(Entries taken from a collection)
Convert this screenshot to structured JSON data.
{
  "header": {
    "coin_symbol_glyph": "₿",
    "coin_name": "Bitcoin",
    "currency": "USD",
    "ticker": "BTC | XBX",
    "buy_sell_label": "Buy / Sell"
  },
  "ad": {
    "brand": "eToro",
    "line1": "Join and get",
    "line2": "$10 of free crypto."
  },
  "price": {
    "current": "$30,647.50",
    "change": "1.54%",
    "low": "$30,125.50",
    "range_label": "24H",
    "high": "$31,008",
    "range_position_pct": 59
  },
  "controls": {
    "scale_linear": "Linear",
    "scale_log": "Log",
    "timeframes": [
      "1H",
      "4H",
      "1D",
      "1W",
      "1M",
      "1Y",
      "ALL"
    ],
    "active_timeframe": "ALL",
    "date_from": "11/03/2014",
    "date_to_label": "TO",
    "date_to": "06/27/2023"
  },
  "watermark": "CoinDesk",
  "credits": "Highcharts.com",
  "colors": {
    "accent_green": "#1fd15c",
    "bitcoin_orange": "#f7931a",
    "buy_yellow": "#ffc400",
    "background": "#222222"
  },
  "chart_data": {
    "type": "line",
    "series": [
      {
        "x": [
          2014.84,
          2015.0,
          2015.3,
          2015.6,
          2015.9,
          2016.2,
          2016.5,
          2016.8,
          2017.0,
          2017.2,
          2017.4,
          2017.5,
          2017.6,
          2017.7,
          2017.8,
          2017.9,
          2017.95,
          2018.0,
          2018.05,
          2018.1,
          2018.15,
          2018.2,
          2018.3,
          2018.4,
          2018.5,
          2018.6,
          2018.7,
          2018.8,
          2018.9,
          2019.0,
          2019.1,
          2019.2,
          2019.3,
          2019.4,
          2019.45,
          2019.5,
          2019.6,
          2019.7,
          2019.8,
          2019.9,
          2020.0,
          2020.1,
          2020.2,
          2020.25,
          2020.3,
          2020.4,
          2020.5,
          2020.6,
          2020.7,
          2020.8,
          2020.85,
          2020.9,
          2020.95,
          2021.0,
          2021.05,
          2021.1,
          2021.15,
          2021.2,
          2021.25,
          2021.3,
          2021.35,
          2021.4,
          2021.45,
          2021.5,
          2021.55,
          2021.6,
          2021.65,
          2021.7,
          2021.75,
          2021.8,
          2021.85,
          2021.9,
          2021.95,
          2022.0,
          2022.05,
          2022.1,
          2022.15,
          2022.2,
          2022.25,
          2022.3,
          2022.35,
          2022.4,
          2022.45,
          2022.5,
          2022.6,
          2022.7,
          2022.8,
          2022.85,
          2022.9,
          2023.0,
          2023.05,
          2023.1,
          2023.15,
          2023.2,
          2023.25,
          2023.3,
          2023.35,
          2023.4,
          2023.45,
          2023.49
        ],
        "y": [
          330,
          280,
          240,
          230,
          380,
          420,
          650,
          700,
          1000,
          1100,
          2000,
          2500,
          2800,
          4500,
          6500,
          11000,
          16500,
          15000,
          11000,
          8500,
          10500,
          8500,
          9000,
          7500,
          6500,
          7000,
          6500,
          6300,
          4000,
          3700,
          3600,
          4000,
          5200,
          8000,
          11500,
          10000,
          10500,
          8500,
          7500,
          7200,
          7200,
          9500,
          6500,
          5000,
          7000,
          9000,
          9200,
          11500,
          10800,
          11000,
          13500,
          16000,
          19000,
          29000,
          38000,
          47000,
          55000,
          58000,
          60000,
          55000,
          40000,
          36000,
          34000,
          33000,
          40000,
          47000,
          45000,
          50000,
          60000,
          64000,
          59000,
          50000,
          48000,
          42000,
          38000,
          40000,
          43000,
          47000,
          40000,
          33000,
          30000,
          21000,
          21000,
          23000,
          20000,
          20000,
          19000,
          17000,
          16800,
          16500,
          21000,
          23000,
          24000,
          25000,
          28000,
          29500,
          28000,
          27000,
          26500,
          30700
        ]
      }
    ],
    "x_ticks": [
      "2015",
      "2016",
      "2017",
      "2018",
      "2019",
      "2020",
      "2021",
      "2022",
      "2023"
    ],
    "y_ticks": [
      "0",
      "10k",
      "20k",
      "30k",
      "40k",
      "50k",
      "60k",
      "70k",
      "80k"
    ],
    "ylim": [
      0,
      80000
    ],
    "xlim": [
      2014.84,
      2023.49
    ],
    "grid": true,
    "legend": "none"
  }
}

> TASK STATEMENT:
Every line above should be written out again exactly as it stands.

> SOLUTION FOR THIS EXERCISE:
Convert this screenshot to structured JSON data.
{
  "header": {
    "coin_symbol_glyph": "₿",
    "coin_name": "Bitcoin",
    "currency": "USD",
    "ticker": "BTC | XBX",
    "buy_sell_label": "Buy / Sell"
  },
  "ad": {
    "brand": "eToro",
    "line1": "Join and get",
    "line2": "$10 of free crypto."
  },
  "price": {
    "current": "$30,647.50",
    "change": "1.54%",
    "low": "$30,125.50",
    "range_label": "24H",
    "high": "$31,008",
    "range_position_pct": 59
  },
  "controls": {
    "scale_linear": "Linear",
    "scale_log": "Log",
    "timeframes": [
      "1H",
      "4H",
      "1D",
      "1W",
      "1M",
      "1Y",
      "ALL"
    ],
    "active_timeframe": "ALL",
    "date_from": "11/03/2014",
    "date_to_label": "TO",
    "date_to": "06/27/2023"
  },
  "watermark": "CoinDesk",
  "credits": "Highcharts.com",
  "colors": {
    "accent_green": "#1fd15c",
    "bitcoin_orange": "#f7931a",
    "buy_yellow": "#ffc400",
    "background": "#222222"
  },
  "chart_data": {
    "type": "line",
    "series": [
      {
        "x": [
          2014.84,
          2015.0,
          2015.3,
          2015.6,
          2015.9,
          2016.2,
          2016.5,
          2016.8,
          2017.0,
          2017.2,
          2017.4,
          2017.5,
          2017.6,
          2017.7,
          2017.8,
          2017.9,
          2017.95,
          2018.0,
          2018.05,
          2018.1,
          2018.15,
          2018.2,
          2018.3,
          2018.4,
          2018.5,
          2018.6,
          2018.7,
          2018.8,
          2018.9,
          2019.0,
          2019.1,
          2019.2,
          2019.3,
          2019.4,
          2019.45,
          2019.5,
          2019.6,
          2019.7,
          2019.8,
          2019.9,
          2020.0,
          2020.1,
          2020.2,
          2020.25,
          2020.3,
          2020.4,
          2020.5,
          2020.6,
          2020.7,
          2020.8,
          2020.85,
          2020.9,
          2020.95,
          2021.0,
          2021.05,
          2021.1,
          2021.15,
          2021.2,
          2021.25,
          2021.3,
          2021.35,
          2021.4,
          2021.45,
          2021.5,
          2021.55,
          2021.6,
          2021.65,
          2021.7,
          2021.75,
          2021.8,
          2021.85,
          2021.9,
          2021.95,
          2022.0,
          2022.05,
          2022.1,
          2022.15,
          2022.2,
          2022.25,
          2022.3,
          2022.35,
          2022.4,
          2022.45,
          2022.5,
          2022.6,
          2022.7,
          2022.8,
          2022.85,
          2022.9,
          2023.0,
          2023.05,
          2023.1,
          2023.15,
          2023.2,
          2023.25,
          2023.3,
          2023.35,
          2023.4,
          2023.45,
          2023.49
        ],
        "y": [
          330,
          280,
          240,
          230,
          380,
          420,
          650,
          700,
          1000,
          1100,
          2000,
          2500,
          2800,
          4500,
          6500,
          11000,
          16500,
          15000,
          11000,
          8500,
          10500,
          8500,
          9000,
          7500,
          6500,
          7000,
          6500,
          6300,
          4000,
          3700,
          3600,
          4000,
          5200,
          8000,
          11500,
          10000,
          10500,
          8500,
          7500,
          7200,
          7200,
          9500,
          6500,
          5000,
          7000,
          9000,
          9200,
          11500,
          10800,
          11000,
          13500,
          16000,
          19000,
          29000,
          38000,
          47000,
          55000,
          58000,
          60000,
          55000,
          40000,
          36000,
          34000,
          33000,
          40000,
          47000,
          45000,
          50000,
          60000,
          64000,
          59000,
          50000,
          48000,
          42000,
          38000,
          40000,
          43000,
          47000,
          40000,
          33000,
          30000,
          21000,
          21000,
          23000,
          20000,
          20000,
          19000,
          17000,
          16800,
          16500,
          21000,
          23000,
          24000,
          25000,
          28000,
          29500,
          28000,
          27000,
          26500,
          30700
        ]
      }
    ],
    "x_ticks": [
      "2015",
      "2016",
      "2017",
      "2018",
      "2019",
      "2020",
      "2021",
      "2022",
      "2023"
    ],
    "y_ticks": [
      "0",
      "10k",
      "20k",
      "30k",
      "40k",
      "50k",
      "60k",
      "70k",
      "80k"
    ],
    "ylim": [
      0,
      80000
    ],
    "xlim": [
      2014.84,
      2023.49
    ],
    "grid": true,
    "legend": "none"
  }
}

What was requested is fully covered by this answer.